= PROBLEM REQUIREMENTS =
Restate the entries word for word, omitting nothing.

Data records

##############################

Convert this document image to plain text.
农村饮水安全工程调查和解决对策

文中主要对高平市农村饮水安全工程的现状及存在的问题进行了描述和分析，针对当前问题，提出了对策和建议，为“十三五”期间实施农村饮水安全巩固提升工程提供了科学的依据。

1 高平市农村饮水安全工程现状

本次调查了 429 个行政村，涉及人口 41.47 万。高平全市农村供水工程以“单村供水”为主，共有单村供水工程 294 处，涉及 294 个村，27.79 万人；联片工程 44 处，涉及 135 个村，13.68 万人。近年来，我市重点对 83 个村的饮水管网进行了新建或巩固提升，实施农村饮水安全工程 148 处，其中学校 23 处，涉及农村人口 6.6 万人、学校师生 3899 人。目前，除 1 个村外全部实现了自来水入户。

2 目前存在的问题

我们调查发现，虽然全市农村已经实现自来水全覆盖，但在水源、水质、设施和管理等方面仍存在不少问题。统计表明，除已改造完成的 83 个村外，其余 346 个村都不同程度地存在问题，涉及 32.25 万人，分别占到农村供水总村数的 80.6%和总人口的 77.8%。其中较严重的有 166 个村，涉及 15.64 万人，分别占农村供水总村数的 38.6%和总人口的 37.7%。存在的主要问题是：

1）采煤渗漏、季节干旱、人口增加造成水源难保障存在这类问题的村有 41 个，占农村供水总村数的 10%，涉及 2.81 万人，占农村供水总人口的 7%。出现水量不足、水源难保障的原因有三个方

##############################

= RIGHT ANSWER =
Convert this document image to plain text.
农村饮水安全工程调查和解决对策

文中主要对高平市农村饮水安全工程的现状及存在的问题进行了描述和分析，针对当前问题，提出了对策和建议，为“十三五”期间实施农村饮水安全巩固提升工程提供了科学的依据。

1 高平市农村饮水安全工程现状

本次调查了 429 个行政村，涉及人口 41.47 万。高平全市农村供水工程以“单村供水”为主，共有单村供水工程 294 处，涉及 294 个村，27.79 万人；联片工程 44 处，涉及 135 个村，13.68 万人。近年来，我市重点对 83 个村的饮水管网进行了新建或巩固提升，实施农村饮水安全工程 148 处，其中学校 23 处，涉及农村人口 6.6 万人、学校师生 3899 人。目前，除 1 个村外全部实现了自来水入户。

2 目前存在的问题

我们调查发现，虽然全市农村已经实现自来水全覆盖，但在水源、水质、设施和管理等方面仍存在不少问题。统计表明，除已改造完成的 83 个村外，其余 346 个村都不同程度地存在问题，涉及 32.25 万人，分别占到农村供水总村数的 80.6%和总人口的 77.8%。其中较严重的有 166 个村，涉及 15.64 万人，分别占农村供水总村数的 38.6%和总人口的 37.7%。存在的主要问题是：

1）采煤渗漏、季节干旱、人口增加造成水源难保障存在这类问题的村有 41 个，占农村供水总村数的 10%，涉及 2.81 万人，占农村供水总人口的 7%。出现水量不足、水源难保障的原因有三个方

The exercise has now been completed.